### Input data ###
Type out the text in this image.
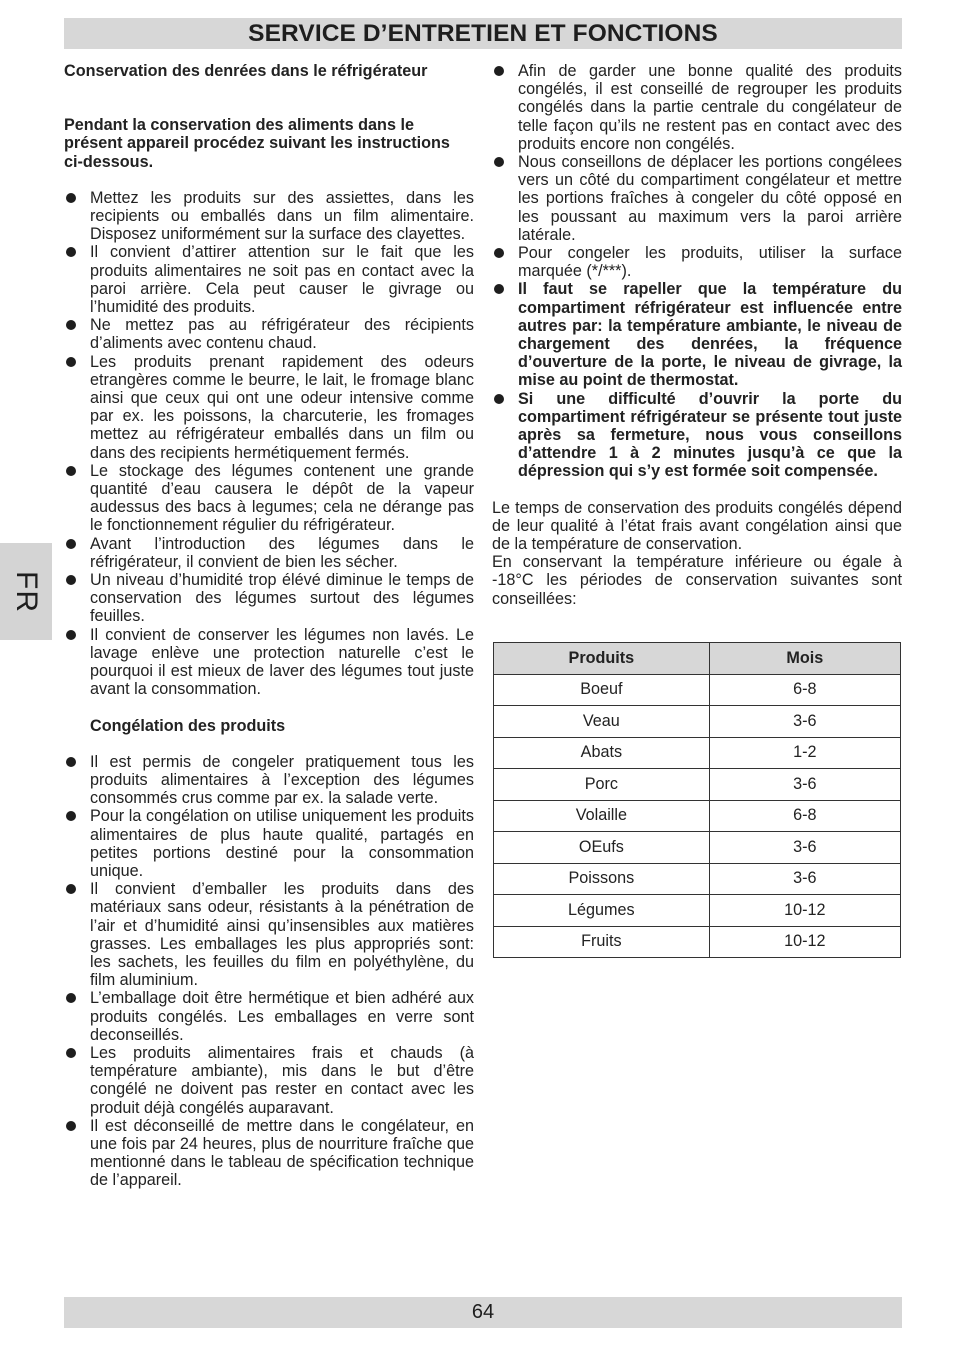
SERVICE D’ENTRETIEN ET FONCTIONS
FR

Conservation des denrées dans le réfrigérateur

Pendant la conservation des aliments dans le présent appareil procédez suivant les instructions ci-dessous.

Mettez les produits sur des assiettes, dans les recipients ou emballés dans un film alimentaire. Disposez uniformément sur la surface des clayettes.
Il convient d’attirer attention sur le fait que les produits alimentaires ne soit pas en contact avec la paroi arrière. Cela peut causer le givrage ou l’humidité des produits.
Ne mettez pas au réfrigérateur des récipients d’aliments avec contenu chaud.
Les produits prenant rapidement des odeurs etrangères comme le beurre, le lait, le fromage blanc ainsi que ceux qui ont une odeur intensive comme par ex. les poissons, la charcuterie, les fromages mettez au réfrigérateur emballés dans un film ou dans des recipients hermétiquement fermés.
Le stockage des légumes contenent une grande quantité d’eau causera le dépôt de la vapeur audessus des bacs à legumes; cela ne dérange pas le fonctionnement régulier du réfrigérateur.
Avant l’introduction des légumes dans le réfrigérateur, il convient de bien les sécher.
Un niveau d’humidité trop élévé diminue le temps de conservation des légumes surtout des légumes feuilles.
Il convient de conserver les légumes non lavés. Le lavage enlève une protection naturelle c’est le pourquoi il est mieux de laver des légumes tout juste avant la consommation.

Congélation des produits

Il est permis de congeler pratiquement tous les produits alimentaires à l’exception des légumes consommés crus comme par ex. la salade verte.
Pour la congélation on utilise uniquement les produits alimentaires de plus haute qualité, partagés en petites portions destiné pour la consommation unique.
Il convient d’emballer les produits dans des matériaux sans odeur, résistants à la pénétration de l’air et d’humidité ainsi qu’insensibles aux matières grasses. Les emballages les plus appropriés sont: les sachets, les feuilles du film en polyéthylène, du film aluminium.
L’emballage doit être hermétique et bien adhéré aux produits congélés. Les emballages en verre sont deconseillés.
Les produits alimentaires frais et chauds (à température ambiante), mis dans le but d’être congélé ne doivent pas rester en contact avec les produit déjà congélés auparavant.
Il est déconseillé de mettre dans le congélateur, en une fois par 24 heures, plus de nourriture fraîche que mentionné dans le tableau de spécification technique de l’appareil.
Afin de garder une bonne qualité des produits congélés, il est conseillé de regrouper les produits congélés dans la partie centrale du congélateur de telle façon qu’ils ne restent pas en contact avec des produits encore non congélés.
Nous conseillons de déplacer les portions congélees vers un côté du compartiment congélateur et mettre les portions fraîches à congeler du côté opposé en les poussant au maximum vers la paroi arrière latérale.
Pour congeler les produits, utiliser la surface marquée (*/***).
Il faut se rapeller que la température du compartiment réfrigérateur est influencée entre autres par: la température ambiante, le niveau de chargement des denrées, la fréquence d’ouverture de la porte, le niveau de givrage, la mise au point de thermostat.
Si une difficulté d’ouvrir la porte du compartiment réfrigérateur se présente tout juste après sa fermeture, nous vous conseillons d’attendre 1 à 2 minutes jusqu’à ce que la dépression qui s’y est formée soit compensée.

Le temps de conservation des produits congélés dépend de leur qualité à l’état frais avant congélation ainsi que de la température de conservation.

En conservant la température inférieure ou égale à -18°C les périodes de conservation suivantes sont conseillées:

Produits	Mois
Boeuf	6-8
Veau	3-6
Abats	1-2
Porc	3-6
Volaille	6-8
OEufs	3-6
Poissons	3-6
Légumes	10-12
Fruits	10-12
64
###
[Your task]
Drop the pictures and reproduce the rest of the entries above exactly.

[Completed task]
Type out the text in this image.
SERVICE D’ENTRETIEN ET FONCTIONS
FR

Conservation des denrées dans le réfrigérateur

Pendant la conservation des aliments dans le présent appareil procédez suivant les instructions ci-dessous.

Mettez les produits sur des assiettes, dans les recipients ou emballés dans un film alimentaire. Disposez uniformément sur la surface des clayettes.
Il convient d’attirer attention sur le fait que les produits alimentaires ne soit pas en contact avec la paroi arrière. Cela peut causer le givrage ou l’humidité des produits.
Ne mettez pas au réfrigérateur des récipients d’aliments avec contenu chaud.
Les produits prenant rapidement des odeurs etrangères comme le beurre, le lait, le fromage blanc ainsi que ceux qui ont une odeur intensive comme par ex. les poissons, la charcuterie, les fromages mettez au réfrigérateur emballés dans un film ou dans des recipients hermétiquement fermés.
Le stockage des légumes contenent une grande quantité d’eau causera le dépôt de la vapeur audessus des bacs à legumes; cela ne dérange pas le fonctionnement régulier du réfrigérateur.
Avant l’introduction des légumes dans le réfrigérateur, il convient de bien les sécher.
Un niveau d’humidité trop élévé diminue le temps de conservation des légumes surtout des légumes feuilles.
Il convient de conserver les légumes non lavés. Le lavage enlève une protection naturelle c’est le pourquoi il est mieux de laver des légumes tout juste avant la consommation.

Congélation des produits

Il est permis de congeler pratiquement tous les produits alimentaires à l’exception des légumes consommés crus comme par ex. la salade verte.
Pour la congélation on utilise uniquement les produits alimentaires de plus haute qualité, partagés en petites portions destiné pour la consommation unique.
Il convient d’emballer les produits dans des matériaux sans odeur, résistants à la pénétration de l’air et d’humidité ainsi qu’insensibles aux matières grasses. Les emballages les plus appropriés sont: les sachets, les feuilles du film en polyéthylène, du film aluminium.
L’emballage doit être hermétique et bien adhéré aux produits congélés. Les emballages en verre sont deconseillés.
Les produits alimentaires frais et chauds (à température ambiante), mis dans le but d’être congélé ne doivent pas rester en contact avec les produit déjà congélés auparavant.
Il est déconseillé de mettre dans le congélateur, en une fois par 24 heures, plus de nourriture fraîche que mentionné dans le tableau de spécification technique de l’appareil.
Afin de garder une bonne qualité des produits congélés, il est conseillé de regrouper les produits congélés dans la partie centrale du congélateur de telle façon qu’ils ne restent pas en contact avec des produits encore non congélés.
Nous conseillons de déplacer les portions congélees vers un côté du compartiment congélateur et mettre les portions fraîches à congeler du côté opposé en les poussant au maximum vers la paroi arrière latérale.
Pour congeler les produits, utiliser la surface marquée (*/***).
Il faut se rapeller que la température du compartiment réfrigérateur est influencée entre autres par: la température ambiante, le niveau de chargement des denrées, la fréquence d’ouverture de la porte, le niveau de givrage, la mise au point de thermostat.
Si une difficulté d’ouvrir la porte du compartiment réfrigérateur se présente tout juste après sa fermeture, nous vous conseillons d’attendre 1 à 2 minutes jusqu’à ce que la dépression qui s’y est formée soit compensée.

Le temps de conservation des produits congélés dépend de leur qualité à l’état frais avant congélation ainsi que de la température de conservation.

En conservant la température inférieure ou égale à -18°C les périodes de conservation suivantes sont conseillées:

Produits	Mois
Boeuf	6-8
Veau	3-6
Abats	1-2
Porc	3-6
Volaille	6-8
OEufs	3-6
Poissons	3-6
Légumes	10-12
Fruits	10-12
64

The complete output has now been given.